[What you will do] Beneath this sentence is a set of records; write each of them out exactly.

[Provided records]
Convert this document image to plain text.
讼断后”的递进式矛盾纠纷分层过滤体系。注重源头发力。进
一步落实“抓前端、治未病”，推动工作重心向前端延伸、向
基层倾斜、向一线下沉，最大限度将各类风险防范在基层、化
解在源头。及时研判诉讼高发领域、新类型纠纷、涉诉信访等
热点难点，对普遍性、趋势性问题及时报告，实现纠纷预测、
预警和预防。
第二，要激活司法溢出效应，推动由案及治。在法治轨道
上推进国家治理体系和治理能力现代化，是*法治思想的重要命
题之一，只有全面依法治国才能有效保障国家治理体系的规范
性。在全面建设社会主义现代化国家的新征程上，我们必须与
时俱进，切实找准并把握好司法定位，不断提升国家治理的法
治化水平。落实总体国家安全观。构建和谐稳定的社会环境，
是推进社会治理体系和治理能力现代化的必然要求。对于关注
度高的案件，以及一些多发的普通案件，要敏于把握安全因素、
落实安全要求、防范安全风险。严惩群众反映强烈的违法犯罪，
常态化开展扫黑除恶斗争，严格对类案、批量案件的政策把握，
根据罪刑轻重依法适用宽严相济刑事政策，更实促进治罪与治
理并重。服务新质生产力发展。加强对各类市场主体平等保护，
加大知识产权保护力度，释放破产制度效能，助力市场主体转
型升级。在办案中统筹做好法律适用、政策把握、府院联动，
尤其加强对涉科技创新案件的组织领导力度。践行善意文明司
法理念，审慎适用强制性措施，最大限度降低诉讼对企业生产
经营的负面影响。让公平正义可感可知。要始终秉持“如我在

[Complete answer]
Convert this document image to plain text.
讼断后”的递进式矛盾纠纷分层过滤体系。注重源头发力。进
一步落实“抓前端、治未病”，推动工作重心向前端延伸、向
基层倾斜、向一线下沉，最大限度将各类风险防范在基层、化
解在源头。及时研判诉讼高发领域、新类型纠纷、涉诉信访等
热点难点，对普遍性、趋势性问题及时报告，实现纠纷预测、
预警和预防。
第二，要激活司法溢出效应，推动由案及治。在法治轨道
上推进国家治理体系和治理能力现代化，是*法治思想的重要命
题之一，只有全面依法治国才能有效保障国家治理体系的规范
性。在全面建设社会主义现代化国家的新征程上，我们必须与
时俱进，切实找准并把握好司法定位，不断提升国家治理的法
治化水平。落实总体国家安全观。构建和谐稳定的社会环境，
是推进社会治理体系和治理能力现代化的必然要求。对于关注
度高的案件，以及一些多发的普通案件，要敏于把握安全因素、
落实安全要求、防范安全风险。严惩群众反映强烈的违法犯罪，
常态化开展扫黑除恶斗争，严格对类案、批量案件的政策把握，
根据罪刑轻重依法适用宽严相济刑事政策，更实促进治罪与治
理并重。服务新质生产力发展。加强对各类市场主体平等保护，
加大知识产权保护力度，释放破产制度效能，助力市场主体转
型升级。在办案中统筹做好法律适用、政策把握、府院联动，
尤其加强对涉科技创新案件的组织领导力度。践行善意文明司
法理念，审慎适用强制性措施，最大限度降低诉讼对企业生产
经营的负面影响。让公平正义可感可知。要始终秉持“如我在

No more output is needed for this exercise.